> [Aim of the exercise]: Transcribe the records that follow exactly. Skip the pictures.
**** Data entries ****
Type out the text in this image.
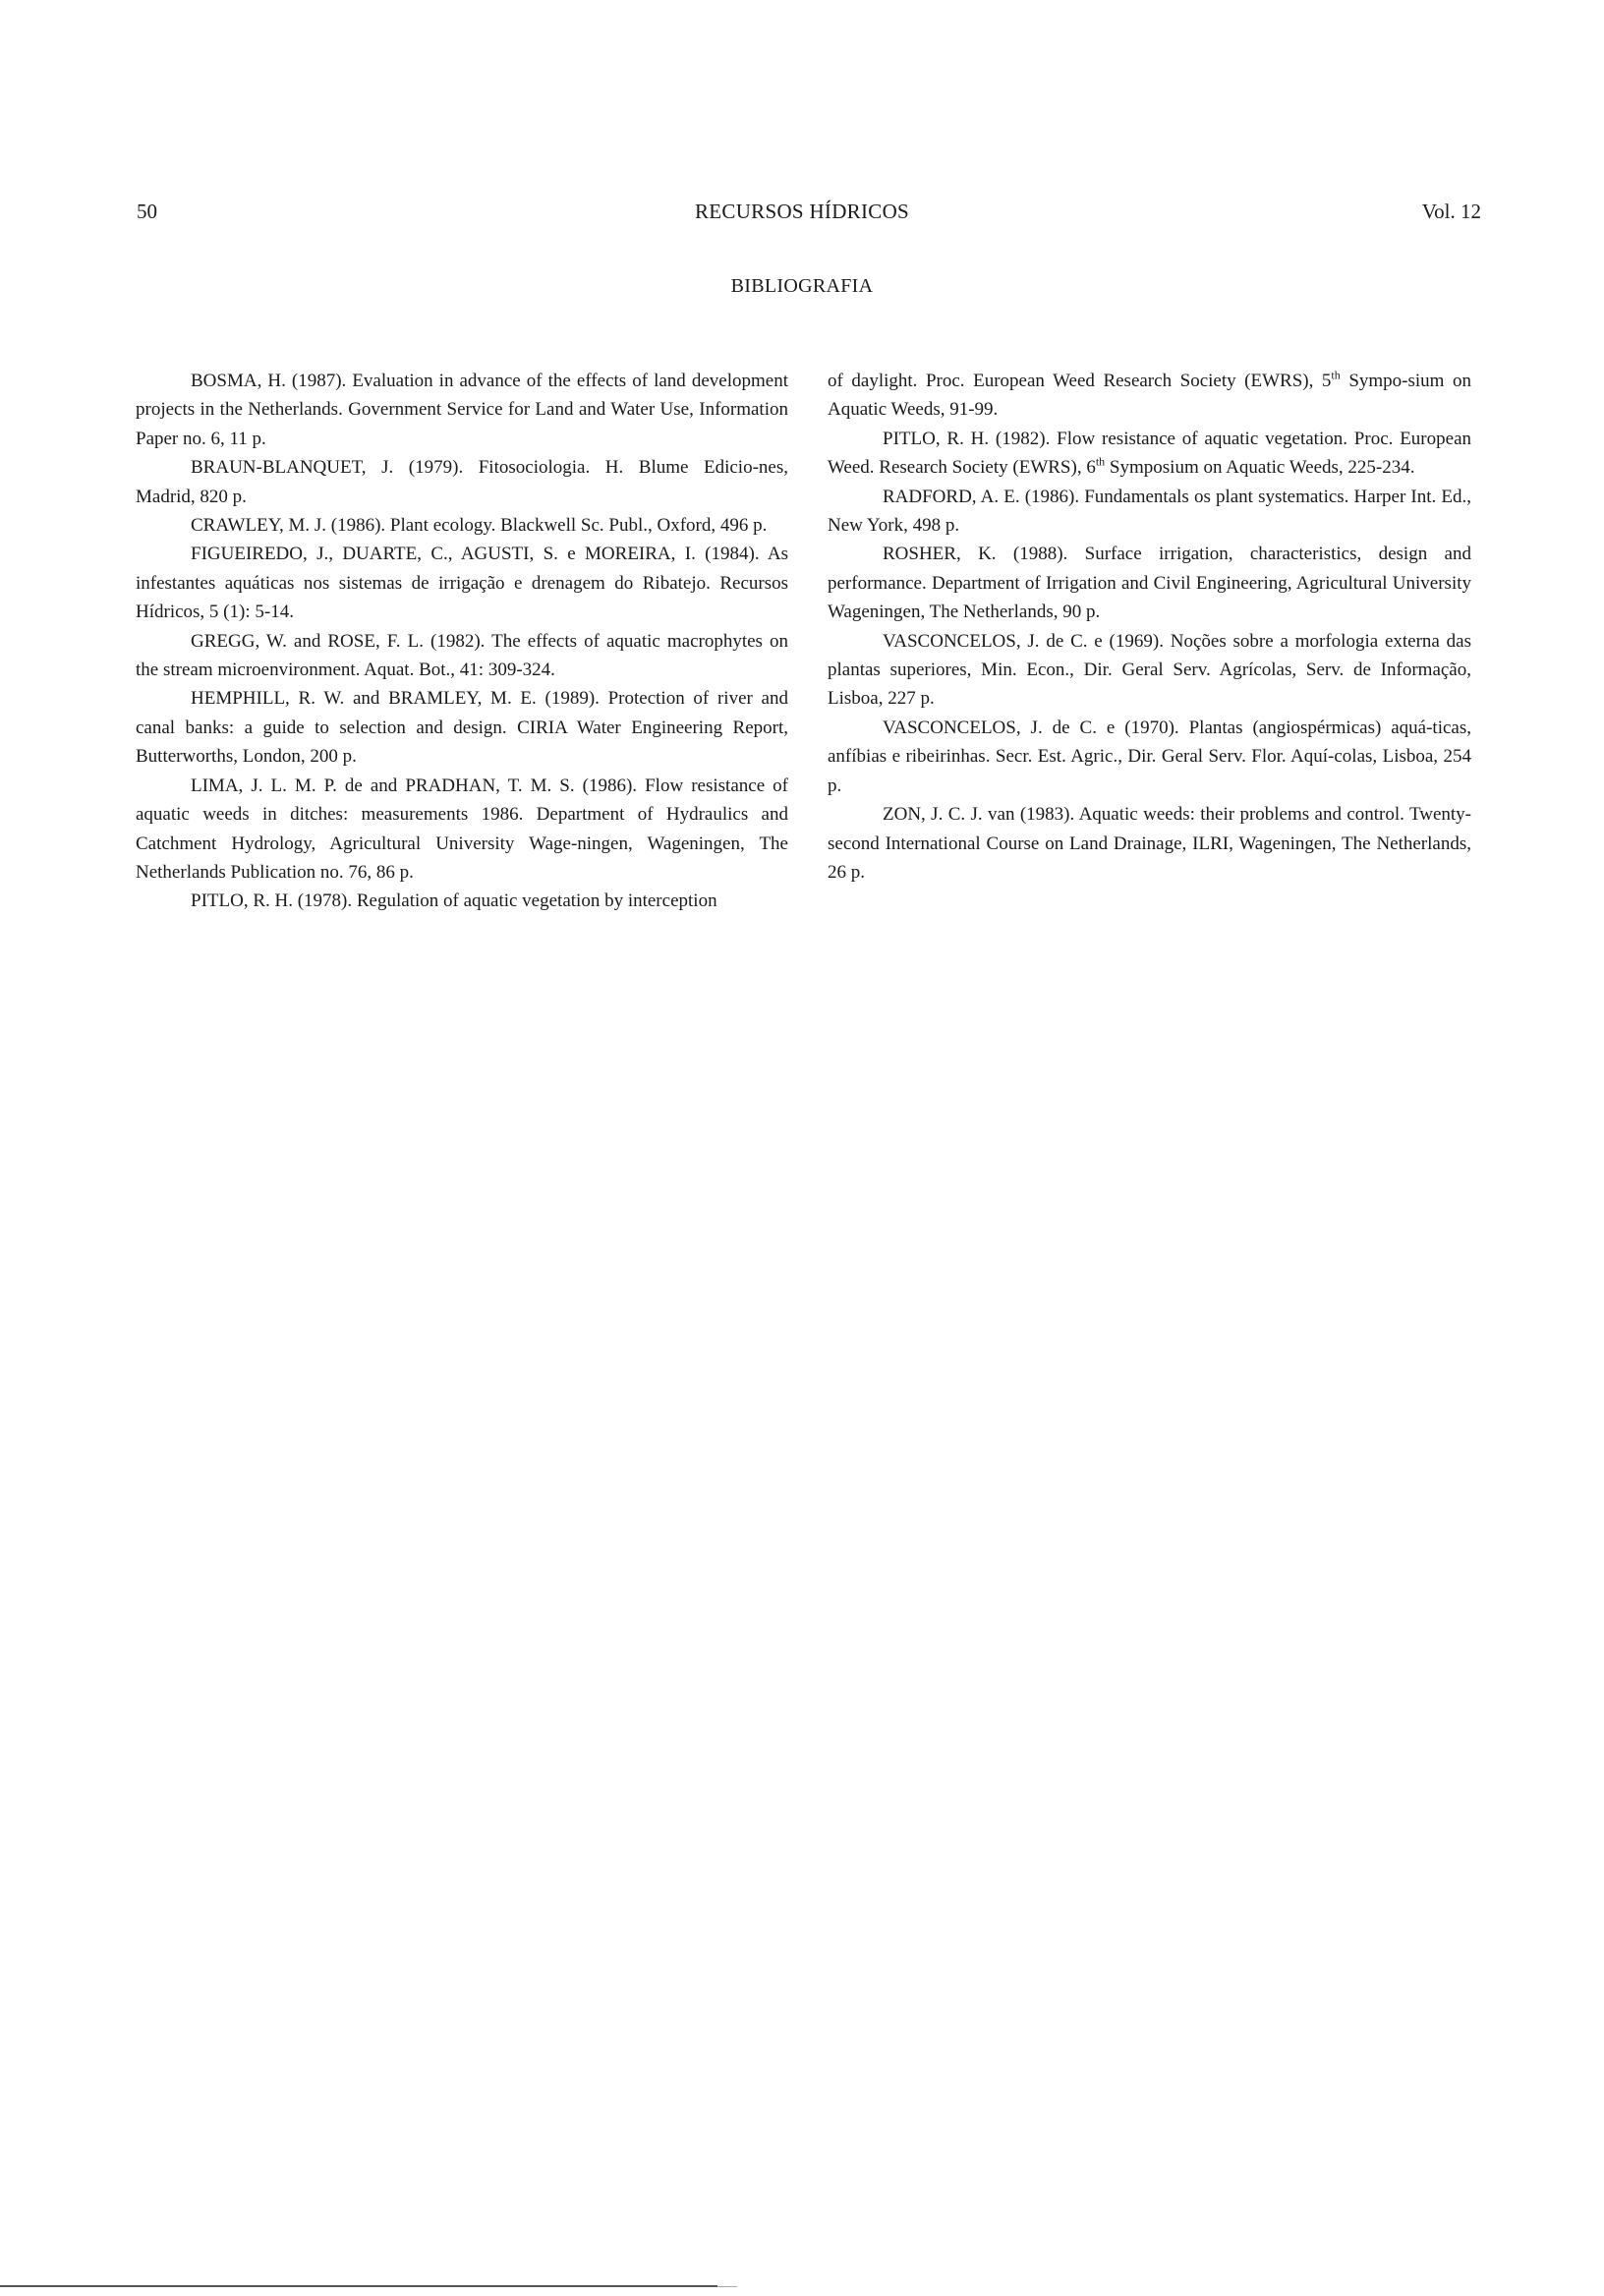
50	RECURSOS HÍDRICOS	Vol. 12
BIBLIOGRAFIA

BOSMA, H. (1987). Evaluation in advance of the effects of land development projects in the Netherlands. Government Service for Land and Water Use, Information Paper no. 6, 11 p.

BRAUN-BLANQUET, J. (1979). Fitosociologia. H. Blume Edicio-nes, Madrid, 820 p.

CRAWLEY, M. J. (1986). Plant ecology. Blackwell Sc. Publ., Oxford, 496 p.

FIGUEIREDO, J., DUARTE, C., AGUSTI, S. e MOREIRA, I. (1984). As infestantes aquáticas nos sistemas de irrigação e drenagem do Ribatejo. Recursos Hídricos, 5 (1): 5-14.

GREGG, W. and ROSE, F. L. (1982). The effects of aquatic macrophytes on the stream microenvironment. Aquat. Bot., 41: 309-324.

HEMPHILL, R. W. and BRAMLEY, M. E. (1989). Protection of river and canal banks: a guide to selection and design. CIRIA Water Engineering Report, Butterworths, London, 200 p.

LIMA, J. L. M. P. de and PRADHAN, T. M. S. (1986). Flow resistance of aquatic weeds in ditches: measurements 1986. Department of Hydraulics and Catchment Hydrology, Agricultural University Wage-ningen, Wageningen, The Netherlands Publication no. 76, 86 p.

PITLO, R. H. (1978). Regulation of aquatic vegetation by interception

of daylight. Proc. European Weed Research Society (EWRS), 5th Sympo-sium on Aquatic Weeds, 91-99.

PITLO, R. H. (1982). Flow resistance of aquatic vegetation. Proc. European Weed. Research Society (EWRS), 6th Symposium on Aquatic Weeds, 225-234.

RADFORD, A. E. (1986). Fundamentals os plant systematics. Harper Int. Ed., New York, 498 p.

ROSHER, K. (1988). Surface irrigation, characteristics, design and performance. Department of Irrigation and Civil Engineering, Agricultural University Wageningen, The Netherlands, 90 p.

VASCONCELOS, J. de C. e (1969). Noções sobre a morfologia externa das plantas superiores, Min. Econ., Dir. Geral Serv. Agrícolas, Serv. de Informação, Lisboa, 227 p.

VASCONCELOS, J. de C. e (1970). Plantas (angiospérmicas) aquá-ticas, anfíbias e ribeirinhas. Secr. Est. Agric., Dir. Geral Serv. Flor. Aquí-colas, Lisboa, 254 p.

ZON, J. C. J. van (1983). Aquatic weeds: their problems and control. Twenty-second International Course on Land Drainage, ILRI, Wageningen, The Netherlands, 26 p.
****
> [Written answer]:
Type out the text in this image.
50	RECURSOS HÍDRICOS	Vol. 12
BIBLIOGRAFIA

BOSMA, H. (1987). Evaluation in advance of the effects of land development projects in the Netherlands. Government Service for Land and Water Use, Information Paper no. 6, 11 p.

BRAUN-BLANQUET, J. (1979). Fitosociologia. H. Blume Edicio-nes, Madrid, 820 p.

CRAWLEY, M. J. (1986). Plant ecology. Blackwell Sc. Publ., Oxford, 496 p.

FIGUEIREDO, J., DUARTE, C., AGUSTI, S. e MOREIRA, I. (1984). As infestantes aquáticas nos sistemas de irrigação e drenagem do Ribatejo. Recursos Hídricos, 5 (1): 5-14.

GREGG, W. and ROSE, F. L. (1982). The effects of aquatic macrophytes on the stream microenvironment. Aquat. Bot., 41: 309-324.

HEMPHILL, R. W. and BRAMLEY, M. E. (1989). Protection of river and canal banks: a guide to selection and design. CIRIA Water Engineering Report, Butterworths, London, 200 p.

LIMA, J. L. M. P. de and PRADHAN, T. M. S. (1986). Flow resistance of aquatic weeds in ditches: measurements 1986. Department of Hydraulics and Catchment Hydrology, Agricultural University Wage-ningen, Wageningen, The Netherlands Publication no. 76, 86 p.

PITLO, R. H. (1978). Regulation of aquatic vegetation by interception

of daylight. Proc. European Weed Research Society (EWRS), 5th Sympo-sium on Aquatic Weeds, 91-99.

PITLO, R. H. (1982). Flow resistance of aquatic vegetation. Proc. European Weed. Research Society (EWRS), 6th Symposium on Aquatic Weeds, 225-234.

RADFORD, A. E. (1986). Fundamentals os plant systematics. Harper Int. Ed., New York, 498 p.

ROSHER, K. (1988). Surface irrigation, characteristics, design and performance. Department of Irrigation and Civil Engineering, Agricultural University Wageningen, The Netherlands, 90 p.

VASCONCELOS, J. de C. e (1969). Noções sobre a morfologia externa das plantas superiores, Min. Econ., Dir. Geral Serv. Agrícolas, Serv. de Informação, Lisboa, 227 p.

VASCONCELOS, J. de C. e (1970). Plantas (angiospérmicas) aquá-ticas, anfíbias e ribeirinhas. Secr. Est. Agric., Dir. Geral Serv. Flor. Aquí-colas, Lisboa, 254 p.

ZON, J. C. J. van (1983). Aquatic weeds: their problems and control. Twenty-second International Course on Land Drainage, ILRI, Wageningen, The Netherlands, 26 p.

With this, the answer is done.